## What the exercise asks
The records that follow are to be repeated exactly, with the pictures removed.

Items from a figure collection

Start

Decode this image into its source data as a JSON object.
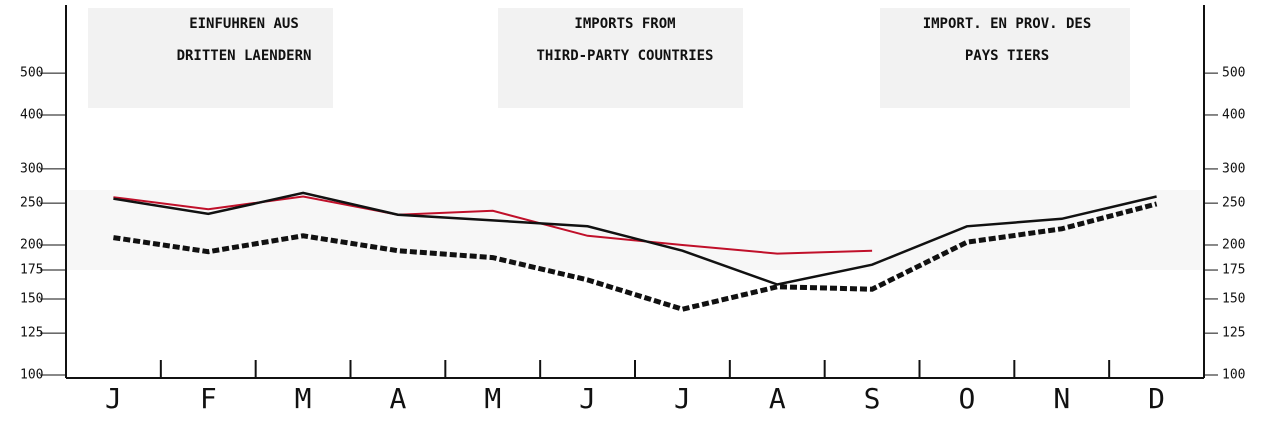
{
  "chart_data": {
    "type": "line",
    "annotations": [
      [
        "EINFUHREN AUS",
        "DRITTEN LAENDERN"
      ],
      [
        "IMPORTS FROM",
        "THIRD-PARTY COUNTRIES"
      ],
      [
        "IMPORT. EN PROV. DES",
        "PAYS TIERS"
      ]
    ],
    "categories": [
      "J",
      "F",
      "M",
      "A",
      "M",
      "J",
      "J",
      "A",
      "S",
      "O",
      "N",
      "D"
    ],
    "series": [
      {
        "color": "#c0102a",
        "style": "solid",
        "values": [
          258,
          242,
          259,
          235,
          240,
          210,
          200,
          191,
          194,
          null,
          null,
          null
        ]
      },
      {
        "color": "#111111",
        "style": "solid",
        "values": [
          256,
          236,
          264,
          235,
          228,
          221,
          194,
          162,
          180,
          221,
          230,
          259
        ]
      },
      {
        "color": "#111111",
        "style": "dotted",
        "values": [
          208,
          193,
          210,
          194,
          187,
          166,
          142,
          160,
          158,
          203,
          218,
          249
        ]
      }
    ],
    "ylim": [
      100,
      700
    ],
    "log_y": true,
    "yticks": [
      100,
      125,
      150,
      175,
      200,
      250,
      300,
      400,
      500
    ]
  }
}
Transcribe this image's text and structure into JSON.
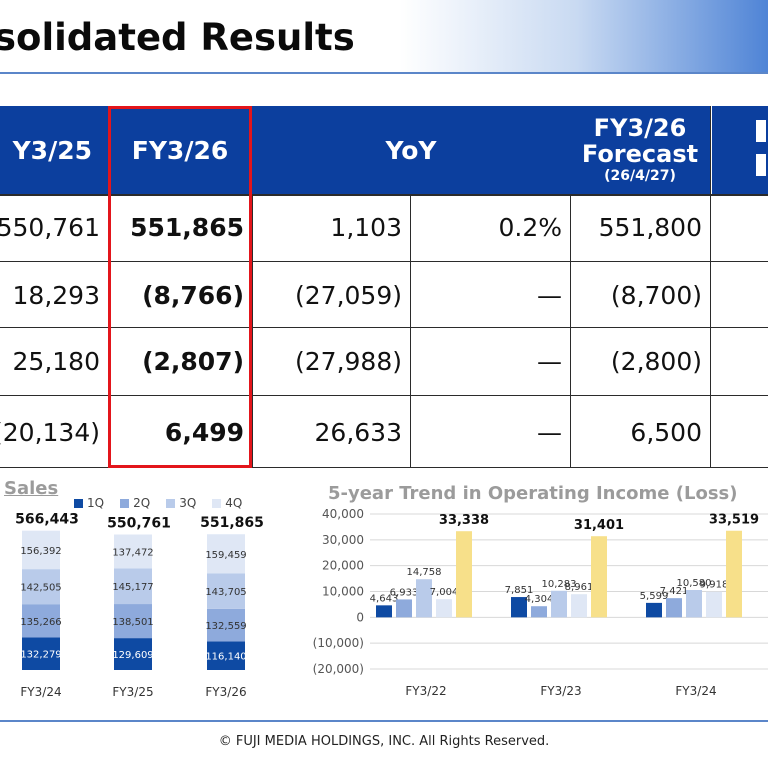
{
  "title": "solidated Results",
  "table": {
    "headers": {
      "col1": "Y3/25",
      "col2": "FY3/26",
      "yoy": "YoY",
      "forecast_line1": "FY3/26",
      "forecast_line2": "Forecast",
      "forecast_date": "(26/4/27)"
    },
    "rows": [
      {
        "prev": "550,761",
        "curr": "551,865",
        "yoy_abs": "1,103",
        "yoy_pct": "0.2%",
        "forecast": "551,800"
      },
      {
        "prev": "18,293",
        "curr": "(8,766)",
        "yoy_abs": "(27,059)",
        "yoy_pct": "—",
        "forecast": "(8,700)"
      },
      {
        "prev": "25,180",
        "curr": "(2,807)",
        "yoy_abs": "(27,988)",
        "yoy_pct": "—",
        "forecast": "(2,800)"
      },
      {
        "prev": "(20,134)",
        "curr": "6,499",
        "yoy_abs": "26,633",
        "yoy_pct": "—",
        "forecast": "6,500"
      }
    ]
  },
  "colors": {
    "header_blue": "#0c3f9e",
    "highlight_red": "#e3151b",
    "q1": "#0e4aa3",
    "q2": "#8eaadc",
    "q3": "#b9cbea",
    "q4": "#dfe7f5",
    "annual": "#f7e08a"
  },
  "chart_data": [
    {
      "type": "bar",
      "title": "Sales",
      "stacked": true,
      "categories": [
        "FY3/24",
        "FY3/25",
        "FY3/26"
      ],
      "legend": [
        "1Q",
        "2Q",
        "3Q",
        "4Q"
      ],
      "totals": [
        "566,443",
        "550,761",
        "551,865"
      ],
      "series": [
        {
          "name": "1Q",
          "values": [
            132279,
            129609,
            116140
          ],
          "labels": [
            "132,279",
            "129,609",
            "116,140"
          ]
        },
        {
          "name": "2Q",
          "values": [
            135266,
            138501,
            132559
          ],
          "labels": [
            "135,266",
            "138,501",
            "132,559"
          ]
        },
        {
          "name": "3Q",
          "values": [
            142505,
            145177,
            143705
          ],
          "labels": [
            "142,505",
            "145,177",
            "143,705"
          ]
        },
        {
          "name": "4Q",
          "values": [
            156392,
            137472,
            159459
          ],
          "labels": [
            "156,392",
            "137,472",
            "159,459"
          ]
        }
      ]
    },
    {
      "type": "bar",
      "title": "5-year Trend in Operating Income (Loss)",
      "categories": [
        "FY3/22",
        "FY3/23",
        "FY3/24"
      ],
      "yticks": [
        "40,000",
        "30,000",
        "20,000",
        "10,000",
        "0",
        "(10,000)",
        "(20,000)"
      ],
      "ylim": [
        -20000,
        40000
      ],
      "series": [
        {
          "name": "1Q",
          "values": [
            4643,
            7851,
            5599
          ],
          "labels": [
            "4,643",
            "7,851",
            "5,599"
          ]
        },
        {
          "name": "2Q",
          "values": [
            6933,
            4304,
            7421
          ],
          "labels": [
            "6,933",
            "4,304",
            "7,421"
          ]
        },
        {
          "name": "3Q",
          "values": [
            14758,
            10283,
            10580
          ],
          "labels": [
            "14,758",
            "10,283",
            "10,580"
          ]
        },
        {
          "name": "4Q",
          "values": [
            7004,
            8961,
            9918
          ],
          "labels": [
            "7,004",
            "8,961",
            "9,918"
          ]
        },
        {
          "name": "",
          "values": [
            33338,
            31401,
            33519
          ],
          "labels": [
            "33,338",
            "31,401",
            "33,519"
          ]
        }
      ]
    }
  ],
  "footer": "© FUJI MEDIA HOLDINGS, INC. All Rights Reserved."
}
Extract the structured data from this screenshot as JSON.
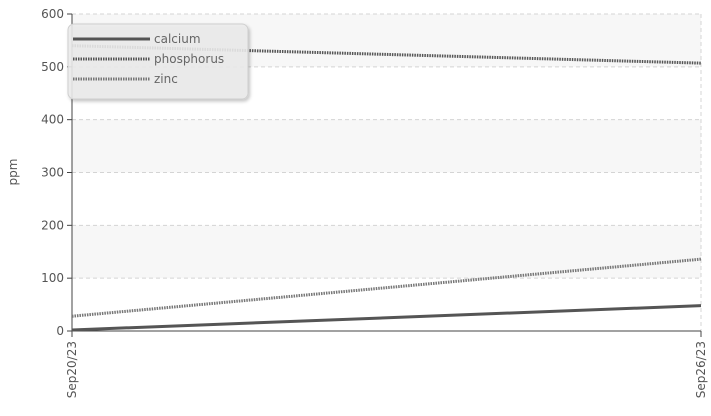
{
  "chart_data": {
    "type": "line",
    "title": "",
    "xlabel": "",
    "ylabel": "ppm",
    "x": [
      "Sep20/23",
      "Sep26/23"
    ],
    "ylim": [
      0,
      600
    ],
    "yticks": [
      0,
      100,
      200,
      300,
      400,
      500,
      600
    ],
    "grid": true,
    "legend_position": "top-left",
    "series": [
      {
        "name": "calcium",
        "values": [
          2,
          48
        ],
        "color": "#555555",
        "style": "solid"
      },
      {
        "name": "phosphorus",
        "values": [
          540,
          507
        ],
        "color": "#555555",
        "style": "dotted"
      },
      {
        "name": "zinc",
        "values": [
          28,
          136
        ],
        "color": "#777777",
        "style": "dotted"
      }
    ]
  }
}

End

## Answer in full
Decode this image into its source data as a JSON object.
{
  "chart_data": {
    "type": "line",
    "annotations": [
      [
        "EINFUHREN AUS",
        "DRITTEN LAENDERN"
      ],
      [
        "IMPORTS FROM",
        "THIRD-PARTY COUNTRIES"
      ],
      [
        "IMPORT. EN PROV. DES",
        "PAYS TIERS"
      ]
    ],
    "categories": [
      "J",
      "F",
      "M",
      "A",
      "M",
      "J",
      "J",
      "A",
      "S",
      "O",
      "N",
      "D"
    ],
    "series": [
      {
        "color": "#c0102a",
        "style": "solid",
        "values": [
          258,
          242,
          259,
          235,
          240,
          210,
          200,
          191,
          194,
          null,
          null,
          null
        ]
      },
      {
        "color": "#111111",
        "style": "solid",
        "values": [
          256,
          236,
          264,
          235,
          228,
          221,
          194,
          162,
          180,
          221,
          230,
          259
        ]
      },
      {
        "color": "#111111",
        "style": "dotted",
        "values": [
          208,
          193,
          210,
          194,
          187,
          166,
          142,
          160,
          158,
          203,
          218,
          249
        ]
      }
    ],
    "ylim": [
      100,
      700
    ],
    "log_y": true,
    "yticks": [
      100,
      125,
      150,
      175,
      200,
      250,
      300,
      400,
      500
    ]
  }
}
Transcribe this image's text and structure into JSON.
{
  "title": "solidated Results",
  "table": {
    "headers": {
      "col1": "Y3/25",
      "col2": "FY3/26",
      "yoy": "YoY",
      "forecast_line1": "FY3/26",
      "forecast_line2": "Forecast",
      "forecast_date": "(26/4/27)"
    },
    "rows": [
      {
        "prev": "550,761",
        "curr": "551,865",
        "yoy_abs": "1,103",
        "yoy_pct": "0.2%",
        "forecast": "551,800"
      },
      {
        "prev": "18,293",
        "curr": "(8,766)",
        "yoy_abs": "(27,059)",
        "yoy_pct": "—",
        "forecast": "(8,700)"
      },
      {
        "prev": "25,180",
        "curr": "(2,807)",
        "yoy_abs": "(27,988)",
        "yoy_pct": "—",
        "forecast": "(2,800)"
      },
      {
        "prev": "(20,134)",
        "curr": "6,499",
        "yoy_abs": "26,633",
        "yoy_pct": "—",
        "forecast": "6,500"
      }
    ]
  },
  "colors": {
    "header_blue": "#0c3f9e",
    "highlight_red": "#e3151b",
    "q1": "#0e4aa3",
    "q2": "#8eaadc",
    "q3": "#b9cbea",
    "q4": "#dfe7f5",
    "annual": "#f7e08a"
  },
  "chart_data": [
    {
      "type": "bar",
      "title": "Sales",
      "stacked": true,
      "categories": [
        "FY3/24",
        "FY3/25",
        "FY3/26"
      ],
      "legend": [
        "1Q",
        "2Q",
        "3Q",
        "4Q"
      ],
      "totals": [
        "566,443",
        "550,761",
        "551,865"
      ],
      "series": [
        {
          "name": "1Q",
          "values": [
            132279,
            129609,
            116140
          ],
          "labels": [
            "132,279",
            "129,609",
            "116,140"
          ]
        },
        {
          "name": "2Q",
          "values": [
            135266,
            138501,
            132559
          ],
          "labels": [
            "135,266",
            "138,501",
            "132,559"
          ]
        },
        {
          "name": "3Q",
          "values": [
            142505,
            145177,
            143705
          ],
          "labels": [
            "142,505",
            "145,177",
            "143,705"
          ]
        },
        {
          "name": "4Q",
          "values": [
            156392,
            137472,
            159459
          ],
          "labels": [
            "156,392",
            "137,472",
            "159,459"
          ]
        }
      ]
    },
    {
      "type": "bar",
      "title": "5-year Trend in Operating Income (Loss)",
      "categories": [
        "FY3/22",
        "FY3/23",
        "FY3/24"
      ],
      "yticks": [
        "40,000",
        "30,000",
        "20,000",
        "10,000",
        "0",
        "(10,000)",
        "(20,000)"
      ],
      "ylim": [
        -20000,
        40000
      ],
      "series": [
        {
          "name": "1Q",
          "values": [
            4643,
            7851,
            5599
          ],
          "labels": [
            "4,643",
            "7,851",
            "5,599"
          ]
        },
        {
          "name": "2Q",
          "values": [
            6933,
            4304,
            7421
          ],
          "labels": [
            "6,933",
            "4,304",
            "7,421"
          ]
        },
        {
          "name": "3Q",
          "values": [
            14758,
            10283,
            10580
          ],
          "labels": [
            "14,758",
            "10,283",
            "10,580"
          ]
        },
        {
          "name": "4Q",
          "values": [
            7004,
            8961,
            9918
          ],
          "labels": [
            "7,004",
            "8,961",
            "9,918"
          ]
        },
        {
          "name": "",
          "values": [
            33338,
            31401,
            33519
          ],
          "labels": [
            "33,338",
            "31,401",
            "33,519"
          ]
        }
      ]
    }
  ],
  "footer": "© FUJI MEDIA HOLDINGS, INC. All Rights Reserved."
}
Extract the structured data from this screenshot as JSON.
{
  "chart_data": {
    "type": "line",
    "title": "",
    "xlabel": "",
    "ylabel": "ppm",
    "x": [
      "Sep20/23",
      "Sep26/23"
    ],
    "ylim": [
      0,
      600
    ],
    "yticks": [
      0,
      100,
      200,
      300,
      400,
      500,
      600
    ],
    "grid": true,
    "legend_position": "top-left",
    "series": [
      {
        "name": "calcium",
        "values": [
          2,
          48
        ],
        "color": "#555555",
        "style": "solid"
      },
      {
        "name": "phosphorus",
        "values": [
          540,
          507
        ],
        "color": "#555555",
        "style": "dotted"
      },
      {
        "name": "zinc",
        "values": [
          28,
          136
        ],
        "color": "#777777",
        "style": "dotted"
      }
    ]
  }
}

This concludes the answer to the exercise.